Extracted records
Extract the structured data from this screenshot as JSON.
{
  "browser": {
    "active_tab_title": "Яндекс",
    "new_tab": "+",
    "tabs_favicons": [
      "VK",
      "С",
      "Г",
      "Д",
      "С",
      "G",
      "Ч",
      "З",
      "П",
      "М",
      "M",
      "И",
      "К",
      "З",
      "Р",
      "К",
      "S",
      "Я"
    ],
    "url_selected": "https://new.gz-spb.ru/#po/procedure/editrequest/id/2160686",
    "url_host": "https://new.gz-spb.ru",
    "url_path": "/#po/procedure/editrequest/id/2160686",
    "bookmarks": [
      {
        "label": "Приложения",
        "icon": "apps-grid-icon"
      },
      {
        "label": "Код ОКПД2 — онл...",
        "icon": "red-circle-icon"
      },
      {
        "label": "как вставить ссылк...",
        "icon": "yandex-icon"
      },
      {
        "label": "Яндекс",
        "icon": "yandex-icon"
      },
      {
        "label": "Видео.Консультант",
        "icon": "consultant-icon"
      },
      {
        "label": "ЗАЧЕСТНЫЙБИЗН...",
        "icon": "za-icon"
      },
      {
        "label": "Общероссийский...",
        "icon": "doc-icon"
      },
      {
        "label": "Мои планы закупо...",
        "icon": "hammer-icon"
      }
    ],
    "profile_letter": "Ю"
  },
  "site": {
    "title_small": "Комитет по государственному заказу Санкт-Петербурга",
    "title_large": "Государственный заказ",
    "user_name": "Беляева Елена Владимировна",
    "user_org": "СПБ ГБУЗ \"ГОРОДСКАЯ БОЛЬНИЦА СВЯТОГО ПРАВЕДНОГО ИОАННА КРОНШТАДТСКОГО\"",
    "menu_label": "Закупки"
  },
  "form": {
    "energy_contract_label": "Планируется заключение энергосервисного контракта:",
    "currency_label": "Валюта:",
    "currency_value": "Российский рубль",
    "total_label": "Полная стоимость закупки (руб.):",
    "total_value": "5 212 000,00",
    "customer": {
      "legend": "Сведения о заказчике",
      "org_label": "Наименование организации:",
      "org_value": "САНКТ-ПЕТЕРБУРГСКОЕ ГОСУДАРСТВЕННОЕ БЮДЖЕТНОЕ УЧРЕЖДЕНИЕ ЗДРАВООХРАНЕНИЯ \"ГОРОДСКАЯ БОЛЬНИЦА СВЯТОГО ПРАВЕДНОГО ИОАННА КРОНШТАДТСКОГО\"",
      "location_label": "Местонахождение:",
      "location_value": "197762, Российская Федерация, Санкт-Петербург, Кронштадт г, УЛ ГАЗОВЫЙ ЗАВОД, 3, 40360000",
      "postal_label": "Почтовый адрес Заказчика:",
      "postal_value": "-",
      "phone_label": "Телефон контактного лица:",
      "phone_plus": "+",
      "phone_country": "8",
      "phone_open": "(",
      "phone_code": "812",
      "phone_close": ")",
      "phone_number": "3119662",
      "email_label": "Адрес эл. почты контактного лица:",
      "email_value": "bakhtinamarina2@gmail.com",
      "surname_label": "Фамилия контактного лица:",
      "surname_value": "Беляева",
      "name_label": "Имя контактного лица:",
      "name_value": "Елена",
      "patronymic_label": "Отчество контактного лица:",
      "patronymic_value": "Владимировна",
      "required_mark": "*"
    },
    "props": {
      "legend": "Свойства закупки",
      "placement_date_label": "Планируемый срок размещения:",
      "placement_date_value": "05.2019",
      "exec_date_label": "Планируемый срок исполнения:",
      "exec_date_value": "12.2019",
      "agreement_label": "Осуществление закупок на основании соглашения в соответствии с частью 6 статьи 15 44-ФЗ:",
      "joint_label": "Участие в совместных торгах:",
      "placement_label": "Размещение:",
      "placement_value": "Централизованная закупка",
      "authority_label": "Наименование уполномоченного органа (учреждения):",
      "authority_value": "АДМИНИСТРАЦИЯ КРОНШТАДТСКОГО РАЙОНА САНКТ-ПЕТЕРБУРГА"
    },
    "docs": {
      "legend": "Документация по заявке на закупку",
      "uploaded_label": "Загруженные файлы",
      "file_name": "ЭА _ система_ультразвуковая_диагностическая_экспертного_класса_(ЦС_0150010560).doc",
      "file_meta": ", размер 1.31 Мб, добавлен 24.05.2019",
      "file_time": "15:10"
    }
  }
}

• **Task directions**
Reproduce the material above exactly; please quote every line of it.

• **Solution to the problem**
Extract the structured data from this screenshot as JSON.
{
  "browser": {
    "active_tab_title": "Яндекс",
    "new_tab": "+",
    "tabs_favicons": [
      "VK",
      "С",
      "Г",
      "Д",
      "С",
      "G",
      "Ч",
      "З",
      "П",
      "М",
      "M",
      "И",
      "К",
      "З",
      "Р",
      "К",
      "S",
      "Я"
    ],
    "url_selected": "https://new.gz-spb.ru/#po/procedure/editrequest/id/2160686",
    "url_host": "https://new.gz-spb.ru",
    "url_path": "/#po/procedure/editrequest/id/2160686",
    "bookmarks": [
      {
        "label": "Приложения",
        "icon": "apps-grid-icon"
      },
      {
        "label": "Код ОКПД2 — онл...",
        "icon": "red-circle-icon"
      },
      {
        "label": "как вставить ссылк...",
        "icon": "yandex-icon"
      },
      {
        "label": "Яндекс",
        "icon": "yandex-icon"
      },
      {
        "label": "Видео.Консультант",
        "icon": "consultant-icon"
      },
      {
        "label": "ЗАЧЕСТНЫЙБИЗН...",
        "icon": "za-icon"
      },
      {
        "label": "Общероссийский...",
        "icon": "doc-icon"
      },
      {
        "label": "Мои планы закупо...",
        "icon": "hammer-icon"
      }
    ],
    "profile_letter": "Ю"
  },
  "site": {
    "title_small": "Комитет по государственному заказу Санкт-Петербурга",
    "title_large": "Государственный заказ",
    "user_name": "Беляева Елена Владимировна",
    "user_org": "СПБ ГБУЗ \"ГОРОДСКАЯ БОЛЬНИЦА СВЯТОГО ПРАВЕДНОГО ИОАННА КРОНШТАДТСКОГО\"",
    "menu_label": "Закупки"
  },
  "form": {
    "energy_contract_label": "Планируется заключение энергосервисного контракта:",
    "currency_label": "Валюта:",
    "currency_value": "Российский рубль",
    "total_label": "Полная стоимость закупки (руб.):",
    "total_value": "5 212 000,00",
    "customer": {
      "legend": "Сведения о заказчике",
      "org_label": "Наименование организации:",
      "org_value": "САНКТ-ПЕТЕРБУРГСКОЕ ГОСУДАРСТВЕННОЕ БЮДЖЕТНОЕ УЧРЕЖДЕНИЕ ЗДРАВООХРАНЕНИЯ \"ГОРОДСКАЯ БОЛЬНИЦА СВЯТОГО ПРАВЕДНОГО ИОАННА КРОНШТАДТСКОГО\"",
      "location_label": "Местонахождение:",
      "location_value": "197762, Российская Федерация, Санкт-Петербург, Кронштадт г, УЛ ГАЗОВЫЙ ЗАВОД, 3, 40360000",
      "postal_label": "Почтовый адрес Заказчика:",
      "postal_value": "-",
      "phone_label": "Телефон контактного лица:",
      "phone_plus": "+",
      "phone_country": "8",
      "phone_open": "(",
      "phone_code": "812",
      "phone_close": ")",
      "phone_number": "3119662",
      "email_label": "Адрес эл. почты контактного лица:",
      "email_value": "bakhtinamarina2@gmail.com",
      "surname_label": "Фамилия контактного лица:",
      "surname_value": "Беляева",
      "name_label": "Имя контактного лица:",
      "name_value": "Елена",
      "patronymic_label": "Отчество контактного лица:",
      "patronymic_value": "Владимировна",
      "required_mark": "*"
    },
    "props": {
      "legend": "Свойства закупки",
      "placement_date_label": "Планируемый срок размещения:",
      "placement_date_value": "05.2019",
      "exec_date_label": "Планируемый срок исполнения:",
      "exec_date_value": "12.2019",
      "agreement_label": "Осуществление закупок на основании соглашения в соответствии с частью 6 статьи 15 44-ФЗ:",
      "joint_label": "Участие в совместных торгах:",
      "placement_label": "Размещение:",
      "placement_value": "Централизованная закупка",
      "authority_label": "Наименование уполномоченного органа (учреждения):",
      "authority_value": "АДМИНИСТРАЦИЯ КРОНШТАДТСКОГО РАЙОНА САНКТ-ПЕТЕРБУРГА"
    },
    "docs": {
      "legend": "Документация по заявке на закупку",
      "uploaded_label": "Загруженные файлы",
      "file_name": "ЭА _ система_ультразвуковая_диагностическая_экспертного_класса_(ЦС_0150010560).doc",
      "file_meta": ", размер 1.31 Мб, добавлен 24.05.2019",
      "file_time": "15:10"
    }
  }
}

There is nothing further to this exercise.